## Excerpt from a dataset
------------------------------------------------------------------------
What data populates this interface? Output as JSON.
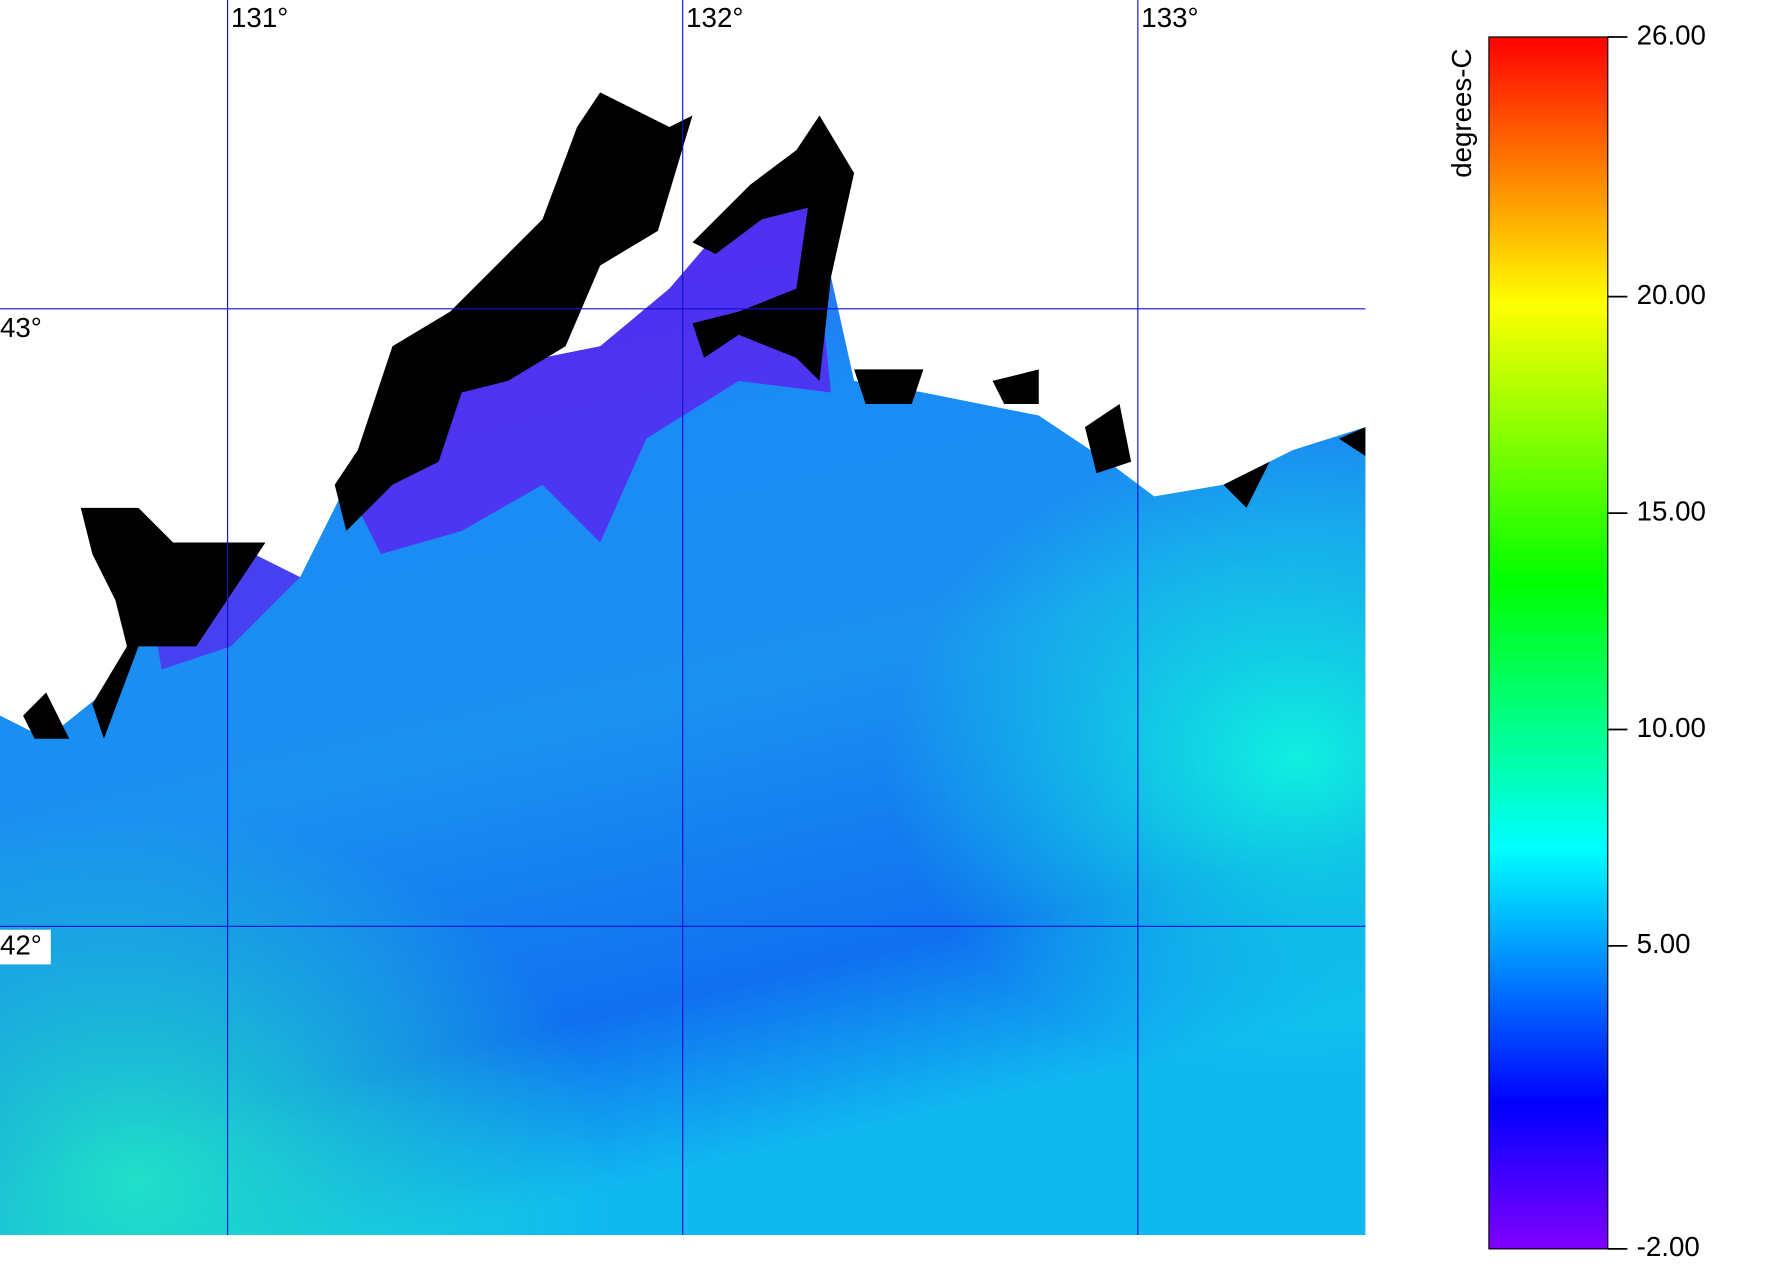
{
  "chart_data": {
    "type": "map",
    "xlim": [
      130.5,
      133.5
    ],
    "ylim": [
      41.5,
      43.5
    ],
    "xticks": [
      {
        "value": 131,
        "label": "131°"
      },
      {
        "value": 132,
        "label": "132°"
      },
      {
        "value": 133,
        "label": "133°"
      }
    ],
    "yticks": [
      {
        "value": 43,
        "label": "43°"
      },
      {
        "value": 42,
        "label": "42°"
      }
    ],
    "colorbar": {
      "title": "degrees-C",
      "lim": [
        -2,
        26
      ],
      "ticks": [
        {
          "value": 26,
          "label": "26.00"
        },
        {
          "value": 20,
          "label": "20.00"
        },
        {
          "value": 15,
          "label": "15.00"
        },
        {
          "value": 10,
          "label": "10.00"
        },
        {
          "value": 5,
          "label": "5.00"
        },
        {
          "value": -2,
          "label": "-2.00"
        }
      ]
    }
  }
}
------------------------------------------------------------------------
## What this task involves
Write out every record above exactly as it stands, but leave out the pictures.

## Solution to the exercise
What data populates this interface? Output as JSON.
{
  "chart_data": {
    "type": "map",
    "xlim": [
      130.5,
      133.5
    ],
    "ylim": [
      41.5,
      43.5
    ],
    "xticks": [
      {
        "value": 131,
        "label": "131°"
      },
      {
        "value": 132,
        "label": "132°"
      },
      {
        "value": 133,
        "label": "133°"
      }
    ],
    "yticks": [
      {
        "value": 43,
        "label": "43°"
      },
      {
        "value": 42,
        "label": "42°"
      }
    ],
    "colorbar": {
      "title": "degrees-C",
      "lim": [
        -2,
        26
      ],
      "ticks": [
        {
          "value": 26,
          "label": "26.00"
        },
        {
          "value": 20,
          "label": "20.00"
        },
        {
          "value": 15,
          "label": "15.00"
        },
        {
          "value": 10,
          "label": "10.00"
        },
        {
          "value": 5,
          "label": "5.00"
        },
        {
          "value": -2,
          "label": "-2.00"
        }
      ]
    }
  }
}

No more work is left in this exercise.